OBJECTIVE: Edit the records below so that "bounding boxes" is replaced by "coordinates" wherever it appears, with nothing else changed.

LISTED RECORDS:
-- Begin --

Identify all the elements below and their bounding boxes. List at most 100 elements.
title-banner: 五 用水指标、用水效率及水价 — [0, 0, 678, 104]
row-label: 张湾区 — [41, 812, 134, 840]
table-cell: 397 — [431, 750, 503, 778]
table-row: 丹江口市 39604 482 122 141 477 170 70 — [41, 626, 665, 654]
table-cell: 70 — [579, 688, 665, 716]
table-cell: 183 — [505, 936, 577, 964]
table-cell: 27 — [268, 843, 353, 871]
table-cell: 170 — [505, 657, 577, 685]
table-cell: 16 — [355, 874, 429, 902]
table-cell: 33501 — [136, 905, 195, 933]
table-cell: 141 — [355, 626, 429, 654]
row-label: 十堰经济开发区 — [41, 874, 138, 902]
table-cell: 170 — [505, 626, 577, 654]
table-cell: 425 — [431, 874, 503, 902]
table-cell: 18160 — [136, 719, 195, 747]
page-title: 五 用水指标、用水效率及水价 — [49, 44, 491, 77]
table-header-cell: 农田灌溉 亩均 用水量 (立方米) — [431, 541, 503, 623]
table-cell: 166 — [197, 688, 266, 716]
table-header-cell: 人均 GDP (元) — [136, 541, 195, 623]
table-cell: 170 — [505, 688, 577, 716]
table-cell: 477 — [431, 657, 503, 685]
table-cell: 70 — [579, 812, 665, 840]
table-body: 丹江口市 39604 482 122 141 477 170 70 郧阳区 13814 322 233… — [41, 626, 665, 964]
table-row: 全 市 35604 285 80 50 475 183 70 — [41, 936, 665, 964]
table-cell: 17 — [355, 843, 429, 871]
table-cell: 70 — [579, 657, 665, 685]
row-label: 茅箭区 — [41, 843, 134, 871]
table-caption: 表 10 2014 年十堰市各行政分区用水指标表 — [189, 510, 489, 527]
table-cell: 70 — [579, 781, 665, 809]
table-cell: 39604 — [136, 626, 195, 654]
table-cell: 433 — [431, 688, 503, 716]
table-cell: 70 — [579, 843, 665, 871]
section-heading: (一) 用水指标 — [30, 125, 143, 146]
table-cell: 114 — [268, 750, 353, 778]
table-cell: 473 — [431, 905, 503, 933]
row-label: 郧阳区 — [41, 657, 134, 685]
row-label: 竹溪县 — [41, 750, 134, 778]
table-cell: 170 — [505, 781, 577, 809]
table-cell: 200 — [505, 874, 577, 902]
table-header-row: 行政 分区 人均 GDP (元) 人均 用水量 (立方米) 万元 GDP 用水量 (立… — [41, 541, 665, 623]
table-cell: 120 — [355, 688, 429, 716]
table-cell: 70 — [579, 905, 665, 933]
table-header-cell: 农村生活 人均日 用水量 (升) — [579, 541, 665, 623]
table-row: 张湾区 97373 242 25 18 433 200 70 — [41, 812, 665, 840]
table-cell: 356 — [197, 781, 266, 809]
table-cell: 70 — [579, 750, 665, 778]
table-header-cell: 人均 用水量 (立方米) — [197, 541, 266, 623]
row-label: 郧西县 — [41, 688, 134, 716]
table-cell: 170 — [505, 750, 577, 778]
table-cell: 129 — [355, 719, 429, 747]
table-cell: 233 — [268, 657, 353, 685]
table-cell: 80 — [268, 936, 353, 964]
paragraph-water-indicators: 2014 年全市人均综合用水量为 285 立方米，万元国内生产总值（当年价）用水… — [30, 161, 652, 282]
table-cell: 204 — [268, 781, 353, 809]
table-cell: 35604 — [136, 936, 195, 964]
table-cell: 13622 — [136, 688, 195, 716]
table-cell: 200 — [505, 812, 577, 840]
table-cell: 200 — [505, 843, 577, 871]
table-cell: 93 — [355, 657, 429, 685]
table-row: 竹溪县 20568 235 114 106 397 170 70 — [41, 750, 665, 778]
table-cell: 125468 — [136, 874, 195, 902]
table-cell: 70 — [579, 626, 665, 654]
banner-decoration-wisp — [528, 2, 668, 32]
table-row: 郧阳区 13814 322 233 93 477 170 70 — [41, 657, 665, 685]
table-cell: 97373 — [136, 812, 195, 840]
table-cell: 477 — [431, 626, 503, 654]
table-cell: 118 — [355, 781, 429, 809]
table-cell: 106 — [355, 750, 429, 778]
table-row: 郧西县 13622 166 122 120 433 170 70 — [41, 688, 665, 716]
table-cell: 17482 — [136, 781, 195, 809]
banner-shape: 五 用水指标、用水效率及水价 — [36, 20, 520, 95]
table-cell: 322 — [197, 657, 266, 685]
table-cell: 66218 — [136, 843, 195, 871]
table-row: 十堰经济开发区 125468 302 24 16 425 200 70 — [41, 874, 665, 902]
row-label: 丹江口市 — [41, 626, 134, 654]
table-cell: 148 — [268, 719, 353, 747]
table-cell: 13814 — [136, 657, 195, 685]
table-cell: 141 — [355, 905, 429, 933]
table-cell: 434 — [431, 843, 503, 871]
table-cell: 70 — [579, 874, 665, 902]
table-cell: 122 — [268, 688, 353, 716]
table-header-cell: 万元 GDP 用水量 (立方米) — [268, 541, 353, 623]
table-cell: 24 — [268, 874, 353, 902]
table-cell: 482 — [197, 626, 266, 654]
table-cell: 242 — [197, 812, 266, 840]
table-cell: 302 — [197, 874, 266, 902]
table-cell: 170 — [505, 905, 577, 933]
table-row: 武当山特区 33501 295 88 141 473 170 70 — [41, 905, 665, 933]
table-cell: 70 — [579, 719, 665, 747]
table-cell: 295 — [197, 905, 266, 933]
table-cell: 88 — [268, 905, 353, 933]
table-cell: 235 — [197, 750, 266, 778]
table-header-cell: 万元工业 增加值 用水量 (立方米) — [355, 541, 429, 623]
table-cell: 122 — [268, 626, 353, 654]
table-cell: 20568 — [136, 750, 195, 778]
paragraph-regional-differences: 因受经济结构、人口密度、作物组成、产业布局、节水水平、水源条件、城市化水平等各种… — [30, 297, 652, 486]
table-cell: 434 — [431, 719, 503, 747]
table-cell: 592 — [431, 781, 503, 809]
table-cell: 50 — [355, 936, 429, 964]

-- End --

ANSWER TO THIS EXERCISE:
Identify all the elements below and their coordinates. List at most 100 elements.
title-banner: 五 用水指标、用水效率及水价 — [0, 0, 678, 104]
row-label: 张湾区 — [41, 812, 134, 840]
table-cell: 397 — [431, 750, 503, 778]
table-row: 丹江口市 39604 482 122 141 477 170 70 — [41, 626, 665, 654]
table-cell: 70 — [579, 688, 665, 716]
table-cell: 183 — [505, 936, 577, 964]
table-cell: 27 — [268, 843, 353, 871]
table-cell: 170 — [505, 657, 577, 685]
table-cell: 16 — [355, 874, 429, 902]
table-cell: 33501 — [136, 905, 195, 933]
table-cell: 141 — [355, 626, 429, 654]
row-label: 十堰经济开发区 — [41, 874, 138, 902]
table-cell: 170 — [505, 626, 577, 654]
table-cell: 425 — [431, 874, 503, 902]
table-cell: 18160 — [136, 719, 195, 747]
page-title: 五 用水指标、用水效率及水价 — [49, 44, 491, 77]
table-header-cell: 农田灌溉 亩均 用水量 (立方米) — [431, 541, 503, 623]
table-cell: 166 — [197, 688, 266, 716]
table-header-cell: 人均 GDP (元) — [136, 541, 195, 623]
table-cell: 170 — [505, 688, 577, 716]
table-cell: 477 — [431, 657, 503, 685]
table-cell: 70 — [579, 812, 665, 840]
table-body: 丹江口市 39604 482 122 141 477 170 70 郧阳区 13814 322 233… — [41, 626, 665, 964]
table-row: 全 市 35604 285 80 50 475 183 70 — [41, 936, 665, 964]
table-cell: 17 — [355, 843, 429, 871]
table-cell: 70 — [579, 657, 665, 685]
row-label: 茅箭区 — [41, 843, 134, 871]
table-caption: 表 10 2014 年十堰市各行政分区用水指标表 — [189, 510, 489, 527]
table-cell: 70 — [579, 781, 665, 809]
table-cell: 39604 — [136, 626, 195, 654]
table-cell: 433 — [431, 688, 503, 716]
table-cell: 70 — [579, 843, 665, 871]
section-heading: (一) 用水指标 — [30, 125, 143, 146]
table-cell: 114 — [268, 750, 353, 778]
table-cell: 473 — [431, 905, 503, 933]
row-label: 郧阳区 — [41, 657, 134, 685]
row-label: 竹溪县 — [41, 750, 134, 778]
table-cell: 170 — [505, 781, 577, 809]
table-cell: 200 — [505, 874, 577, 902]
table-header-row: 行政 分区 人均 GDP (元) 人均 用水量 (立方米) 万元 GDP 用水量 (立… — [41, 541, 665, 623]
table-cell: 120 — [355, 688, 429, 716]
table-cell: 70 — [579, 905, 665, 933]
table-header-cell: 农村生活 人均日 用水量 (升) — [579, 541, 665, 623]
table-row: 张湾区 97373 242 25 18 433 200 70 — [41, 812, 665, 840]
table-cell: 356 — [197, 781, 266, 809]
table-cell: 70 — [579, 750, 665, 778]
table-header-cell: 人均 用水量 (立方米) — [197, 541, 266, 623]
row-label: 郧西县 — [41, 688, 134, 716]
table-cell: 170 — [505, 750, 577, 778]
table-cell: 129 — [355, 719, 429, 747]
table-cell: 233 — [268, 657, 353, 685]
table-cell: 80 — [268, 936, 353, 964]
paragraph-water-indicators: 2014 年全市人均综合用水量为 285 立方米，万元国内生产总值（当年价）用水… — [30, 161, 652, 282]
table-cell: 204 — [268, 781, 353, 809]
table-cell: 35604 — [136, 936, 195, 964]
table-cell: 13622 — [136, 688, 195, 716]
table-cell: 200 — [505, 812, 577, 840]
table-cell: 200 — [505, 843, 577, 871]
table-cell: 93 — [355, 657, 429, 685]
table-row: 竹溪县 20568 235 114 106 397 170 70 — [41, 750, 665, 778]
table-cell: 125468 — [136, 874, 195, 902]
table-cell: 70 — [579, 626, 665, 654]
banner-decoration-wisp — [528, 2, 668, 32]
table-row: 郧阳区 13814 322 233 93 477 170 70 — [41, 657, 665, 685]
table-cell: 97373 — [136, 812, 195, 840]
table-cell: 477 — [431, 626, 503, 654]
table-cell: 118 — [355, 781, 429, 809]
table-cell: 106 — [355, 750, 429, 778]
table-row: 郧西县 13622 166 122 120 433 170 70 — [41, 688, 665, 716]
table-cell: 17482 — [136, 781, 195, 809]
banner-shape: 五 用水指标、用水效率及水价 — [36, 20, 520, 95]
table-cell: 322 — [197, 657, 266, 685]
table-cell: 66218 — [136, 843, 195, 871]
table-row: 十堰经济开发区 125468 302 24 16 425 200 70 — [41, 874, 665, 902]
row-label: 丹江口市 — [41, 626, 134, 654]
table-cell: 148 — [268, 719, 353, 747]
table-cell: 13814 — [136, 657, 195, 685]
table-cell: 141 — [355, 905, 429, 933]
table-cell: 434 — [431, 843, 503, 871]
table-cell: 70 — [579, 874, 665, 902]
table-cell: 122 — [268, 688, 353, 716]
table-header-cell: 万元 GDP 用水量 (立方米) — [268, 541, 353, 623]
table-cell: 24 — [268, 874, 353, 902]
table-cell: 482 — [197, 626, 266, 654]
table-cell: 242 — [197, 812, 266, 840]
table-cell: 302 — [197, 874, 266, 902]
table-cell: 170 — [505, 905, 577, 933]
table-row: 武当山特区 33501 295 88 141 473 170 70 — [41, 905, 665, 933]
table-cell: 70 — [579, 719, 665, 747]
table-cell: 295 — [197, 905, 266, 933]
table-cell: 88 — [268, 905, 353, 933]
table-cell: 235 — [197, 750, 266, 778]
table-header-cell: 万元工业 增加值 用水量 (立方米) — [355, 541, 429, 623]
table-cell: 122 — [268, 626, 353, 654]
table-cell: 20568 — [136, 750, 195, 778]
paragraph-regional-differences: 因受经济结构、人口密度、作物组成、产业布局、节水水平、水源条件、城市化水平等各种… — [30, 297, 652, 486]
table-cell: 434 — [431, 719, 503, 747]
table-cell: 592 — [431, 781, 503, 809]
table-cell: 50 — [355, 936, 429, 964]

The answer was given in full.